**SOURCE EXTRACT**
┌──

- Born: Alexander Sergeyevich Esenin-Volpin May 12, 1924 Leningrad, Russian SFSR, Soviet Union
- Died: March 16, 2016 (aged 91) Boston, Massachusetts, United States
- Citizenship: Soviet Union United States
- Education: Moscow State University
- Occupations: Mathematician, human rights activist, Soviet dissident, poet
- Scientific career
- Fields: Mathematics
- Workplaces: Boston University

= Alexander Esenin-Volpin =

Russian-American poet and mathematician

Alexander Sergeyevich Esenin-Volpin (Алекса́ндр Серге́евич Есе́нин-Во́льпин; May 12, 1924 – March 16, 2016) was a Russian-American poet and mathematician known for his foundational role in ultrafinitism. Esenin-Volpin was a prominent Soviet dissident and a leader of the Soviet human rights movement during the 1960s.

Esenin-Volpin was the son of the famous Russian poet Sergei Yesenin and graduated as a Candidate from Moscow State University in 1949. Esenin-Volpin was imprisoned in psikhushkas as a political prisoner several times between 1949 and 1969, spending a total of six years incarcerated for anti-Soviet agitation for publishing samizdat. Esenin-Volpin was exiled to the United States in 1972 and worked as a professor and librarian.

Esenin-Volpin's name is also written Ésénine-Volpine and Yessenin-Volpin in his French and English publications.

== Early life ==
Alexander Sergeyevich Esenin-Volpin was born on 12 May 1924 in Leningrad, Soviet Union. His father was Sergei Yesenin, a celebrated Russian lyric poet who had a complicated relationship with the Bolsheviks. His mother, Nadezhda Volpin, was a poet and translator from French and English. Yesenin and Volpina were unmarried literary friends, and Alexander was conceived during an affair in the summer of 1923. Volpina ended their relationship when Yesenin tried to convince her to have an abortion. Alexander never met his father, who died under suspicious cicrumstances at the Hotel Angleterre in December 1925. Alexander and his mother moved from Leningrad to Moscow in 1933. He graduated from the prestigious Moscow State University with a Candidate dissertation in mathematics in the spring of 1949. After graduation, Volpin was sent to the city of Chernovtsy in the Ukrainian SSR to teach mathematics at the local state university.

└──

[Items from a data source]
┌──

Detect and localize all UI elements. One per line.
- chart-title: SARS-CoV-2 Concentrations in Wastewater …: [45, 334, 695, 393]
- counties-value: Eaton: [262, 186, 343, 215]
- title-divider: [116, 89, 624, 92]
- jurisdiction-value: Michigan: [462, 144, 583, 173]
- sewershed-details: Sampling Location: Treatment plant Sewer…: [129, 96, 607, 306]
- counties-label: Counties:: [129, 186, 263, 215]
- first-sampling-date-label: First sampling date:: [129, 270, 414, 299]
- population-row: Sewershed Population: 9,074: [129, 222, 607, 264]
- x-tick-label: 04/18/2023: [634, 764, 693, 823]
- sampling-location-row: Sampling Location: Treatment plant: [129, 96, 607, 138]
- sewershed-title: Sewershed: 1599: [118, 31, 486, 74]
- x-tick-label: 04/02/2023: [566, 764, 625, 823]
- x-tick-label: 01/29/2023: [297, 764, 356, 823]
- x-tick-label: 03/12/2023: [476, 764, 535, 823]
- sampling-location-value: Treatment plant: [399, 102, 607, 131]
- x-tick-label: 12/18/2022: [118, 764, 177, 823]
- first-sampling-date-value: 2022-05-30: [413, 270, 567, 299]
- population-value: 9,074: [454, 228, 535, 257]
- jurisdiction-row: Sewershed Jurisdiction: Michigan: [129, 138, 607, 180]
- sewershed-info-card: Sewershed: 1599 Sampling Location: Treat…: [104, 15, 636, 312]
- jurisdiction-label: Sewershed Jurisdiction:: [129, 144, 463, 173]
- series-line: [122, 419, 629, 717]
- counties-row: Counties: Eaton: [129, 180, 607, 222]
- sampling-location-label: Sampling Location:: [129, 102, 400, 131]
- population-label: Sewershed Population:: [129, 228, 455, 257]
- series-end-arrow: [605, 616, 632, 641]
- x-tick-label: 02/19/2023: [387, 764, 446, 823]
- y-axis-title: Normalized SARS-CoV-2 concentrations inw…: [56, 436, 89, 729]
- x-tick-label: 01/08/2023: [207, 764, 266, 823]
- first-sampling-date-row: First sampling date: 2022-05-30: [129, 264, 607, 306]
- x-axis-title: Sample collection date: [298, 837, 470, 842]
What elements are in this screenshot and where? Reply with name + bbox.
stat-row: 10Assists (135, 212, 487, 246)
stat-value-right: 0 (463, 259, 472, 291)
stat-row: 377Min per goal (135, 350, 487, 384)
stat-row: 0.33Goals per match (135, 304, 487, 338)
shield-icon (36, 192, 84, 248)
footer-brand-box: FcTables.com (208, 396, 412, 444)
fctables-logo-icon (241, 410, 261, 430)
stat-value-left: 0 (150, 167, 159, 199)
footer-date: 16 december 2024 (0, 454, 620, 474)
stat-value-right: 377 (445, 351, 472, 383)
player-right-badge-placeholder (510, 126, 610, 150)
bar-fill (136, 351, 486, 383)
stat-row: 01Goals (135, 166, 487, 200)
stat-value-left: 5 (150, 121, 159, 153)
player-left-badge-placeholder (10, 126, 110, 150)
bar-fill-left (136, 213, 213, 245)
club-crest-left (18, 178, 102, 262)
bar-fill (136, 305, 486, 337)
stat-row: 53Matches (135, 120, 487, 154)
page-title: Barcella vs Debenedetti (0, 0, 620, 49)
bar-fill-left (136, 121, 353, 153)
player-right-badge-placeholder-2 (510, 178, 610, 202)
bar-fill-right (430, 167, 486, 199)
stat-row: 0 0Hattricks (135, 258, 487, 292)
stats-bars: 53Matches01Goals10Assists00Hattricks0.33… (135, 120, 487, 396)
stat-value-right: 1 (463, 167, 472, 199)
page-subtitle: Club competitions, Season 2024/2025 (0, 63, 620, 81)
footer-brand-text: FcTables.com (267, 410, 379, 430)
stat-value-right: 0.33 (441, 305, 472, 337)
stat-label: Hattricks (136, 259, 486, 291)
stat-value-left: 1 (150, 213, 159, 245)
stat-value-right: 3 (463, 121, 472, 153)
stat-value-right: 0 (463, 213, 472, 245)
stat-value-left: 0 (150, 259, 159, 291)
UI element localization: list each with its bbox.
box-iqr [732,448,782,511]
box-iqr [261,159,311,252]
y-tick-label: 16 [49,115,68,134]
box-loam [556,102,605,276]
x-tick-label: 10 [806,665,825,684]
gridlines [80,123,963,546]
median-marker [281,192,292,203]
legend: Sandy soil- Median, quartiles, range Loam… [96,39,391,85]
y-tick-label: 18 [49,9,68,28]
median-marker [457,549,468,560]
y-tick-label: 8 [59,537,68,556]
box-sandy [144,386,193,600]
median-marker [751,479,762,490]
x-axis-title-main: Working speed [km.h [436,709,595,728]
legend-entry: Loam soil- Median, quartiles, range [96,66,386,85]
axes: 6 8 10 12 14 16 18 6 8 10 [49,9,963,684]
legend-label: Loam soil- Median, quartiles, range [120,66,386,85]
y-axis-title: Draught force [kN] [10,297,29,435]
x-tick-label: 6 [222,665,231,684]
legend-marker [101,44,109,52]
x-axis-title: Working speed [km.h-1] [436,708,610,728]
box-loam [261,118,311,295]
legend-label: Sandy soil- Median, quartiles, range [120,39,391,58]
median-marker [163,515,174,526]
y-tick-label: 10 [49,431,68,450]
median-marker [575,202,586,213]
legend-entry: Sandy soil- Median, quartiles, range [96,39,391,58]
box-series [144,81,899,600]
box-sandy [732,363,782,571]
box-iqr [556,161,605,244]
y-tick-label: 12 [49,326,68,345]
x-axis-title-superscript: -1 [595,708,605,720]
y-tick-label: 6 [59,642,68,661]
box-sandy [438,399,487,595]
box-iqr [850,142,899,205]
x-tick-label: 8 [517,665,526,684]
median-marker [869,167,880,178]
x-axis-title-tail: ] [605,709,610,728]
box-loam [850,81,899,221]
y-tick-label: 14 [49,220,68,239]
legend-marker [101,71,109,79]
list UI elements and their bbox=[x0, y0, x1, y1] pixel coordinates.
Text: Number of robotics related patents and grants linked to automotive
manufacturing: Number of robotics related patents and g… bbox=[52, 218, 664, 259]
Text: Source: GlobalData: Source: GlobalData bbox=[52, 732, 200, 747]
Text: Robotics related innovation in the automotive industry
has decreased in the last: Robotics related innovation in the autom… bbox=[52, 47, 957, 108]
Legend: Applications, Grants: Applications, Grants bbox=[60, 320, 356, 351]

└──

**ABOUT THIS EXERCISE**
Extract word for word the part of the Esenin-Volpin biography starting at "- Born: Alexander" and ending at "during the 1960s.".

**SOLUTION FOR THIS PROBLEM**
- Born: Alexander Sergeyevich Esenin-Volpin May 12, 1924 Leningrad, Russian SFSR, Soviet Union
- Died: March 16, 2016 (aged 91) Boston, Massachusetts, United States
- Citizenship: Soviet Union United States
- Education: Moscow State University
- Occupations: Mathematician, human rights activist, Soviet dissident, poet
- Scientific career
- Fields: Mathematics
- Workplaces: Boston University

= Alexander Esenin-Volpin =

Russian-American poet and mathematician

Alexander Sergeyevich Esenin-Volpin (Алекса́ндр Серге́евич Есе́нин-Во́льпин; May 12, 1924 – March 16, 2016) was a Russian-American poet and mathematician known for his foundational role in ultrafinitism. Esenin-Volpin was a prominent Soviet dissident and a leader of the Soviet human rights movement during the 1960s.